[Dataset entries]
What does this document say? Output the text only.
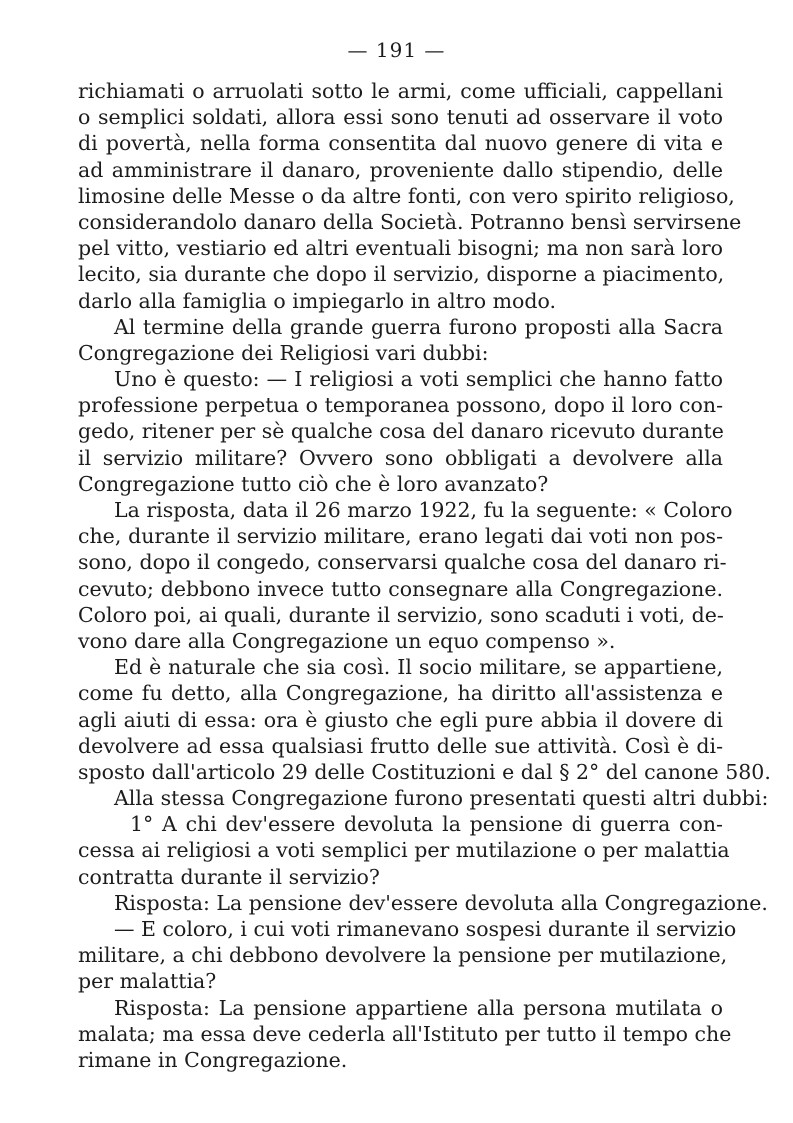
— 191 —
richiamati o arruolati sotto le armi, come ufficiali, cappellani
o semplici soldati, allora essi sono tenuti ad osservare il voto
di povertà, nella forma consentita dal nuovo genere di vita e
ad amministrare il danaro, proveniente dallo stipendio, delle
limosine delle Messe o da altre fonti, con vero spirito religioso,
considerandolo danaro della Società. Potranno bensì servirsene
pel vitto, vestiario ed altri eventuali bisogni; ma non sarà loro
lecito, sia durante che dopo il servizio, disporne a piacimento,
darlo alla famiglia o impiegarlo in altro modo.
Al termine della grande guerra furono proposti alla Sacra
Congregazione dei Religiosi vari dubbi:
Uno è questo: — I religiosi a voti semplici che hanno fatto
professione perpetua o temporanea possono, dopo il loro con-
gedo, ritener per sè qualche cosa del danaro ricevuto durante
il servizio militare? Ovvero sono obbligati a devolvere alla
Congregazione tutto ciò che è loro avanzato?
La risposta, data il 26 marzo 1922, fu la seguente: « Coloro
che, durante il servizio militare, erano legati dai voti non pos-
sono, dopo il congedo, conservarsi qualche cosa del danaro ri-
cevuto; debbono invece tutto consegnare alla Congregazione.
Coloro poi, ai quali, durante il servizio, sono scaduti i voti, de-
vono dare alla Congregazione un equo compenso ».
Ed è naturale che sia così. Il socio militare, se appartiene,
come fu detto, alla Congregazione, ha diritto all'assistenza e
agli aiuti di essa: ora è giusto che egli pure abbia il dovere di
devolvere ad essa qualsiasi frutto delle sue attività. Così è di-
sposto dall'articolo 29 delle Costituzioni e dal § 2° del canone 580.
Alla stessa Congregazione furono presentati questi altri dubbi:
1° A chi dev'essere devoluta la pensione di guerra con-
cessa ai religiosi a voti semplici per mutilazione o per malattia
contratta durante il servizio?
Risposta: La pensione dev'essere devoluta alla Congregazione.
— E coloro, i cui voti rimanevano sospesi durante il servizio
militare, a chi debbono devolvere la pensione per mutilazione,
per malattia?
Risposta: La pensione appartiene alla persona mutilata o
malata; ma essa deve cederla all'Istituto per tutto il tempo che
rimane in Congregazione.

...

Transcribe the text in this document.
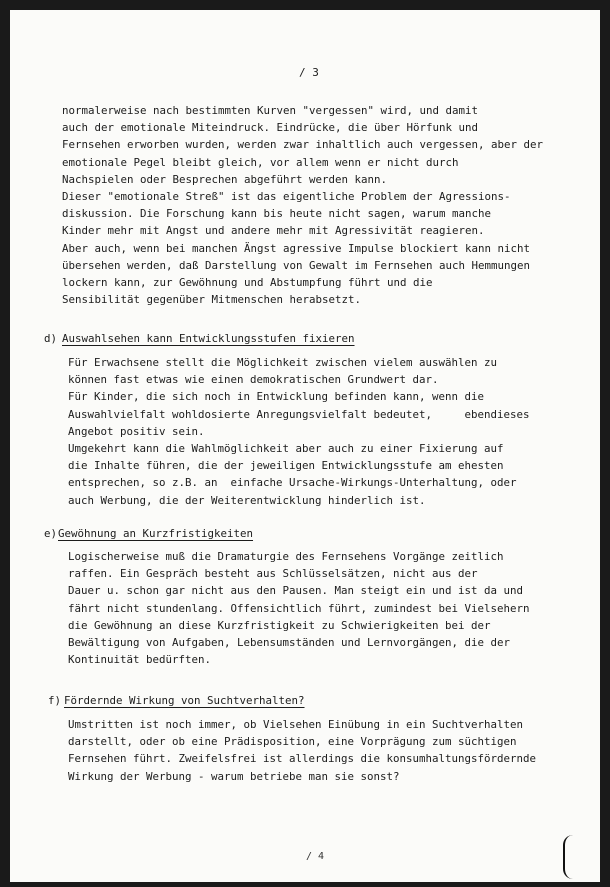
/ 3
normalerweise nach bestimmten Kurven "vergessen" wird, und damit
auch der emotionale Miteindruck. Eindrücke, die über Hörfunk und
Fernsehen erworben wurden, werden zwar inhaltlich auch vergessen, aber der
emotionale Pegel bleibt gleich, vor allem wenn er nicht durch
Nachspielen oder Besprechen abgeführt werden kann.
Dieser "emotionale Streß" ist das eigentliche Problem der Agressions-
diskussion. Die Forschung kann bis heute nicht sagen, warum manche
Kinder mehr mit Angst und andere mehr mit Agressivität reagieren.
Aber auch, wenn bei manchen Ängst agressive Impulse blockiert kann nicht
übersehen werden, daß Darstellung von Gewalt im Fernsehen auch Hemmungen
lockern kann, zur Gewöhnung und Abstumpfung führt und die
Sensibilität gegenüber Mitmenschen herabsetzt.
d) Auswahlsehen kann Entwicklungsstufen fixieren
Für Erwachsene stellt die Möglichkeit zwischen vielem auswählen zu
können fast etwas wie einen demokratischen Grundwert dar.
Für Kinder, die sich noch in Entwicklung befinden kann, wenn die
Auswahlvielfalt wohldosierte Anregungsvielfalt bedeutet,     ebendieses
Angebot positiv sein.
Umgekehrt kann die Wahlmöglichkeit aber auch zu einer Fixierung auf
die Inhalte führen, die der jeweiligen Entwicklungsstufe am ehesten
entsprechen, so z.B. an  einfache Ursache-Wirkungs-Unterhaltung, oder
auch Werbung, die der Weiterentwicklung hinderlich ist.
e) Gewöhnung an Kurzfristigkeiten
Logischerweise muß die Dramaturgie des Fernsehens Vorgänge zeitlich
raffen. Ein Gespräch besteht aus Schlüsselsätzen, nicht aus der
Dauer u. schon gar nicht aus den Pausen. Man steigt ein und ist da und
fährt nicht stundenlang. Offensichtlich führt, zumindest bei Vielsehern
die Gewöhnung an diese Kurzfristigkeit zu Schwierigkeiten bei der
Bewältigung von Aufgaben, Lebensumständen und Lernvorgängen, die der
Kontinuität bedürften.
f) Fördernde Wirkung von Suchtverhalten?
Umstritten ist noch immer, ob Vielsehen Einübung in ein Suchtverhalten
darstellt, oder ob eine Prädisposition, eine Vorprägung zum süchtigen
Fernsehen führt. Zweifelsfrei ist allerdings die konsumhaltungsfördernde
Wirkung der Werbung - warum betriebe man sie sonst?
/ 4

**Task description**
Gather all lines from the records above in which "dopo" appears.

**Full solution**
lecito, sia durante che dopo il servizio, disporne a piacimento,
professione perpetua o temporanea possono, dopo il loro con-
sono, dopo il congedo, conservarsi qualche cosa del danaro ri-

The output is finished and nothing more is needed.